- **EXERCISE MATERIALS**

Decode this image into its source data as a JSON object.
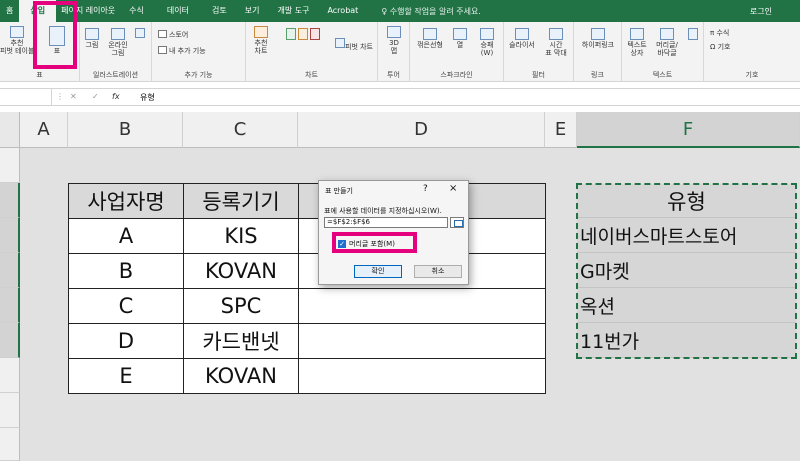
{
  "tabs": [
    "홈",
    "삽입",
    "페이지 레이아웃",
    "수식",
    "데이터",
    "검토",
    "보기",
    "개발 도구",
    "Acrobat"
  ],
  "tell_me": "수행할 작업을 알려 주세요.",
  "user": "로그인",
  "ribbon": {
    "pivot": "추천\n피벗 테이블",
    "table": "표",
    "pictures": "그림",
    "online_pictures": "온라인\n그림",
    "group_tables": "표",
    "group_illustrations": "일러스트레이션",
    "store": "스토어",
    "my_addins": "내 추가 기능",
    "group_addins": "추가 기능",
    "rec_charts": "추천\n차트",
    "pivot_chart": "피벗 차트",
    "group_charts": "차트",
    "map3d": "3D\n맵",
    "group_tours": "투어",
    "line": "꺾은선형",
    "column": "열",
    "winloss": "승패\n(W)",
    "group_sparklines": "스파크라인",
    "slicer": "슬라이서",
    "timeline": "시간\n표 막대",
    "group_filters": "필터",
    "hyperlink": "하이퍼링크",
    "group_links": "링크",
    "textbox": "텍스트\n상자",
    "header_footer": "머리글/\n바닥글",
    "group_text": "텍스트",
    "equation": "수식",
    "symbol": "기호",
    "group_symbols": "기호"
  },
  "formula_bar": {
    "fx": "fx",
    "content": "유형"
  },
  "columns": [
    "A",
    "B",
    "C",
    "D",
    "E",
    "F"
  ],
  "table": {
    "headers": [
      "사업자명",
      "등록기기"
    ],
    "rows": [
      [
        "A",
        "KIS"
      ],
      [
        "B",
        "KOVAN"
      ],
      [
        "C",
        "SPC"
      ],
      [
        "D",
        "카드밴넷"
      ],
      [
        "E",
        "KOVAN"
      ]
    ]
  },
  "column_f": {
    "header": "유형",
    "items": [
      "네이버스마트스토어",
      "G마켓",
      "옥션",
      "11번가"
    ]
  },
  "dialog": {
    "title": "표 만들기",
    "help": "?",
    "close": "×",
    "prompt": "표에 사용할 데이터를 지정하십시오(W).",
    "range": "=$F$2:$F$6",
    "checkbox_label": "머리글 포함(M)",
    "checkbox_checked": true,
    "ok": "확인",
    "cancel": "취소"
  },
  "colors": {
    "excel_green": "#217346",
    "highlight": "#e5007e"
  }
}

- **DIRECTIONS**
Write the material out again exactly as it appears, dropping the pictures.

- **RESULT**
Decode this image into its source data as a JSON object.
{
  "tabs": [
    "홈",
    "삽입",
    "페이지 레이아웃",
    "수식",
    "데이터",
    "검토",
    "보기",
    "개발 도구",
    "Acrobat"
  ],
  "tell_me": "수행할 작업을 알려 주세요.",
  "user": "로그인",
  "ribbon": {
    "pivot": "추천\n피벗 테이블",
    "table": "표",
    "pictures": "그림",
    "online_pictures": "온라인\n그림",
    "group_tables": "표",
    "group_illustrations": "일러스트레이션",
    "store": "스토어",
    "my_addins": "내 추가 기능",
    "group_addins": "추가 기능",
    "rec_charts": "추천\n차트",
    "pivot_chart": "피벗 차트",
    "group_charts": "차트",
    "map3d": "3D\n맵",
    "group_tours": "투어",
    "line": "꺾은선형",
    "column": "열",
    "winloss": "승패\n(W)",
    "group_sparklines": "스파크라인",
    "slicer": "슬라이서",
    "timeline": "시간\n표 막대",
    "group_filters": "필터",
    "hyperlink": "하이퍼링크",
    "group_links": "링크",
    "textbox": "텍스트\n상자",
    "header_footer": "머리글/\n바닥글",
    "group_text": "텍스트",
    "equation": "수식",
    "symbol": "기호",
    "group_symbols": "기호"
  },
  "formula_bar": {
    "fx": "fx",
    "content": "유형"
  },
  "columns": [
    "A",
    "B",
    "C",
    "D",
    "E",
    "F"
  ],
  "table": {
    "headers": [
      "사업자명",
      "등록기기"
    ],
    "rows": [
      [
        "A",
        "KIS"
      ],
      [
        "B",
        "KOVAN"
      ],
      [
        "C",
        "SPC"
      ],
      [
        "D",
        "카드밴넷"
      ],
      [
        "E",
        "KOVAN"
      ]
    ]
  },
  "column_f": {
    "header": "유형",
    "items": [
      "네이버스마트스토어",
      "G마켓",
      "옥션",
      "11번가"
    ]
  },
  "dialog": {
    "title": "표 만들기",
    "help": "?",
    "close": "×",
    "prompt": "표에 사용할 데이터를 지정하십시오(W).",
    "range": "=$F$2:$F$6",
    "checkbox_label": "머리글 포함(M)",
    "checkbox_checked": true,
    "ok": "확인",
    "cancel": "취소"
  },
  "colors": {
    "excel_green": "#217346",
    "highlight": "#e5007e"
  }
}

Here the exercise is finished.